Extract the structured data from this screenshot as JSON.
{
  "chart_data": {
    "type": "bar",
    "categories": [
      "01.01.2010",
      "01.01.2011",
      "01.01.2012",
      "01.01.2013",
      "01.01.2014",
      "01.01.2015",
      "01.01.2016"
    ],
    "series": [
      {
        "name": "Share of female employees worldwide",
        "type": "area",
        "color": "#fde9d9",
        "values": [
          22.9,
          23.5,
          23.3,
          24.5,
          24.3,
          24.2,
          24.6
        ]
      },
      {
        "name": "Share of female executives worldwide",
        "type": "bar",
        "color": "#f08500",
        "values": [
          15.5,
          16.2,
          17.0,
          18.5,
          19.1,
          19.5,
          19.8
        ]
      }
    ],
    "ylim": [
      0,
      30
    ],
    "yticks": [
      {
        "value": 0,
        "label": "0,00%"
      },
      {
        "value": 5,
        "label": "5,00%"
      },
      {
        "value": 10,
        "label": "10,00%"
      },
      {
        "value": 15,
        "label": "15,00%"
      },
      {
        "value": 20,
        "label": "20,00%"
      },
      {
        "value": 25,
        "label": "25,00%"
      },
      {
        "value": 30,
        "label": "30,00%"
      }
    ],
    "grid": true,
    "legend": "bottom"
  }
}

- WRITTEN TASK -
Return all of the above records exactly, leaving no line out.

- CORRECT OUTPUT -
Extract the structured data from this screenshot as JSON.
{
  "chart_data": {
    "type": "bar",
    "categories": [
      "01.01.2010",
      "01.01.2011",
      "01.01.2012",
      "01.01.2013",
      "01.01.2014",
      "01.01.2015",
      "01.01.2016"
    ],
    "series": [
      {
        "name": "Share of female employees worldwide",
        "type": "area",
        "color": "#fde9d9",
        "values": [
          22.9,
          23.5,
          23.3,
          24.5,
          24.3,
          24.2,
          24.6
        ]
      },
      {
        "name": "Share of female executives worldwide",
        "type": "bar",
        "color": "#f08500",
        "values": [
          15.5,
          16.2,
          17.0,
          18.5,
          19.1,
          19.5,
          19.8
        ]
      }
    ],
    "ylim": [
      0,
      30
    ],
    "yticks": [
      {
        "value": 0,
        "label": "0,00%"
      },
      {
        "value": 5,
        "label": "5,00%"
      },
      {
        "value": 10,
        "label": "10,00%"
      },
      {
        "value": 15,
        "label": "15,00%"
      },
      {
        "value": 20,
        "label": "20,00%"
      },
      {
        "value": 25,
        "label": "25,00%"
      },
      {
        "value": 30,
        "label": "30,00%"
      }
    ],
    "grid": true,
    "legend": "bottom"
  }
}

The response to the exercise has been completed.